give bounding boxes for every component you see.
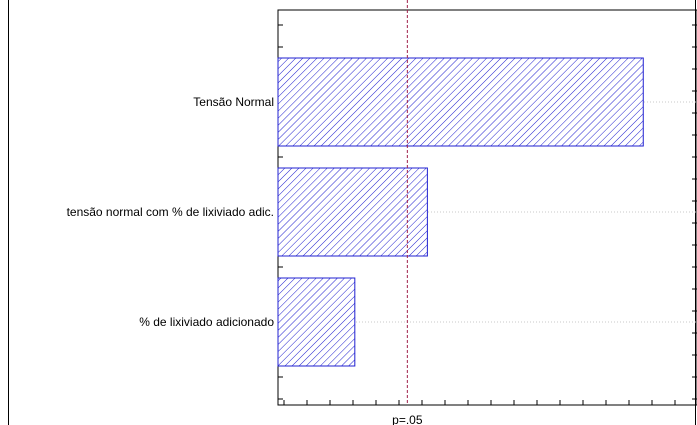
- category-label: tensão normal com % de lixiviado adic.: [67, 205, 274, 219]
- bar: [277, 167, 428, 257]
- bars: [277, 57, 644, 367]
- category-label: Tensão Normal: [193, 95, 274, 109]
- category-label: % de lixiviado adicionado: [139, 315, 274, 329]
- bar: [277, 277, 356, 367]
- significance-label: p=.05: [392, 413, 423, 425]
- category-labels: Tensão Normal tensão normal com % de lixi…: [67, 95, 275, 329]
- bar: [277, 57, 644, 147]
- - - - - - -
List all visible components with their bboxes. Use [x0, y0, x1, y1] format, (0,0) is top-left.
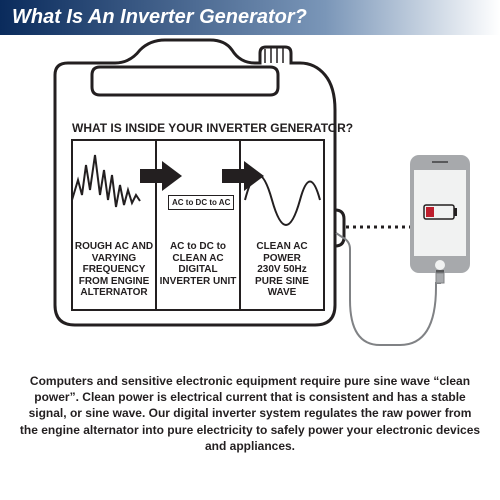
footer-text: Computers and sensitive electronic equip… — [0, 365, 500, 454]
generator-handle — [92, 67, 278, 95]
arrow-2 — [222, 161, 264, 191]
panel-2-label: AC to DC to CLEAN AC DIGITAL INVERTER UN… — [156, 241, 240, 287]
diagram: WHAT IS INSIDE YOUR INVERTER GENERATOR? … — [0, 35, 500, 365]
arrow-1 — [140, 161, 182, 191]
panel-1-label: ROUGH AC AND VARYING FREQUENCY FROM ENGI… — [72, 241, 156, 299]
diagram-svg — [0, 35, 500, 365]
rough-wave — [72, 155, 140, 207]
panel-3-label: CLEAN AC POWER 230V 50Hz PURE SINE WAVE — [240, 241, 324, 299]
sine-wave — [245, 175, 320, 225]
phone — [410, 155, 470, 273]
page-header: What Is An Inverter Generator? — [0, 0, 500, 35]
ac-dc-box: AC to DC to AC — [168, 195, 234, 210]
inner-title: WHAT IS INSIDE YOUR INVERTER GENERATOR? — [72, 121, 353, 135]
- - - - - - -
● Problem description: Could you copy the data above word for word, from the line that contains "List all visible" through the line that contains "inner-title: WHAT IS", with both of those lines included? Leave out the picture.

● Answer to this exercise:
List all visible components with their bboxes. Use [x0, y0, x1, y1] format, (0,0) is top-left.
footer-text: Computers and sensitive electronic equip… — [0, 365, 500, 454]
generator-handle — [92, 67, 278, 95]
arrow-2 — [222, 161, 264, 191]
panel-2-label: AC to DC to CLEAN AC DIGITAL INVERTER UN… — [156, 241, 240, 287]
diagram: WHAT IS INSIDE YOUR INVERTER GENERATOR? … — [0, 35, 500, 365]
arrow-1 — [140, 161, 182, 191]
panel-1-label: ROUGH AC AND VARYING FREQUENCY FROM ENGI… — [72, 241, 156, 299]
diagram-svg — [0, 35, 500, 365]
rough-wave — [72, 155, 140, 207]
panel-3-label: CLEAN AC POWER 230V 50Hz PURE SINE WAVE — [240, 241, 324, 299]
sine-wave — [245, 175, 320, 225]
phone — [410, 155, 470, 273]
page-header: What Is An Inverter Generator? — [0, 0, 500, 35]
ac-dc-box: AC to DC to AC — [168, 195, 234, 210]
inner-title: WHAT IS INSIDE YOUR INVERTER GENERATOR? — [72, 121, 353, 135]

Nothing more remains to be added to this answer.